[Begin Stored rows]

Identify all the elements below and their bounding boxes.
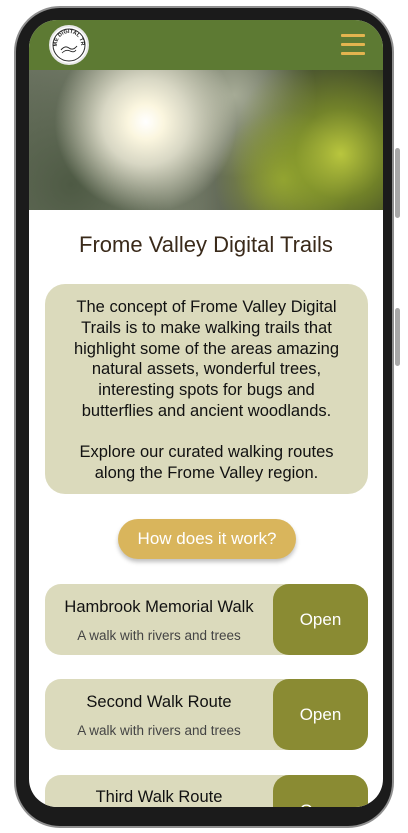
intro-card: The concept of Frome Valley Digital Trai… [45,284,368,494]
walk-subtitle: A walk with rivers and trees [77,628,241,643]
top-bar: FROME DIGITAL TRAILS [29,20,383,70]
page-title: Frome Valley Digital Trails [79,232,333,257]
walk-title: Third Walk Route [95,788,223,806]
open-walk-button[interactable]: Open [273,584,368,655]
open-walk-button[interactable]: Open [273,775,368,807]
walk-subtitle: A walk with rivers and trees [77,723,241,738]
logo-text-top: FROME DIGITAL TRAILS [49,23,85,47]
logo-icon: FROME DIGITAL TRAILS [49,23,86,62]
logo[interactable]: FROME DIGITAL TRAILS [49,23,89,65]
walk-card: Hambrook Memorial Walk A walk with river… [45,584,368,655]
intro-paragraph-1: The concept of Frome Valley Digital Trai… [73,298,340,420]
how-does-it-work-button[interactable]: How does it work? [118,519,296,559]
hero-image [29,70,383,210]
volume-button [395,148,400,218]
app-screen: FROME DIGITAL TRAILS Frome Valley Digita… [29,20,383,807]
power-button [395,308,400,366]
svg-text:FROME DIGITAL TRAILS: FROME DIGITAL TRAILS [51,27,85,47]
open-walk-button[interactable]: Open [273,679,368,750]
walk-card: Second Walk Route A walk with rivers and… [45,679,368,750]
walk-title: Second Walk Route [86,693,232,711]
walk-title: Hambrook Memorial Walk [64,598,254,616]
hamburger-menu-icon[interactable] [341,34,365,58]
walk-card: Third Walk Route Open [45,775,368,807]
intro-paragraph-2: Explore our curated walking routes along… [79,442,334,482]
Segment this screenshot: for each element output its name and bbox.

[End Stored rows]

Give back every line of the records above word for word, but leave out the pictures.

Identify all the elements below and their bounding boxes.
intro-card: The concept of Frome Valley Digital Trai… [45,284,368,494]
walk-subtitle: A walk with rivers and trees [77,628,241,643]
top-bar: FROME DIGITAL TRAILS [29,20,383,70]
page-title: Frome Valley Digital Trails [79,232,333,257]
walk-title: Third Walk Route [95,788,223,806]
open-walk-button[interactable]: Open [273,584,368,655]
open-walk-button[interactable]: Open [273,775,368,807]
walk-subtitle: A walk with rivers and trees [77,723,241,738]
logo-text-top: FROME DIGITAL TRAILS [49,23,85,47]
logo-icon: FROME DIGITAL TRAILS [49,23,86,62]
logo[interactable]: FROME DIGITAL TRAILS [49,23,89,65]
walk-card: Hambrook Memorial Walk A walk with river… [45,584,368,655]
intro-paragraph-1: The concept of Frome Valley Digital Trai… [73,298,340,420]
how-does-it-work-button[interactable]: How does it work? [118,519,296,559]
hero-image [29,70,383,210]
volume-button [395,148,400,218]
app-screen: FROME DIGITAL TRAILS Frome Valley Digita… [29,20,383,807]
power-button [395,308,400,366]
svg-text:FROME DIGITAL TRAILS: FROME DIGITAL TRAILS [51,27,85,47]
open-walk-button[interactable]: Open [273,679,368,750]
walk-card: Second Walk Route A walk with rivers and… [45,679,368,750]
walk-title: Second Walk Route [86,693,232,711]
walk-title: Hambrook Memorial Walk [64,598,254,616]
hamburger-menu-icon[interactable] [341,34,365,58]
walk-card: Third Walk Route Open [45,775,368,807]
intro-paragraph-2: Explore our curated walking routes along… [79,442,334,482]
Segment this screenshot: for each element output its name and bbox.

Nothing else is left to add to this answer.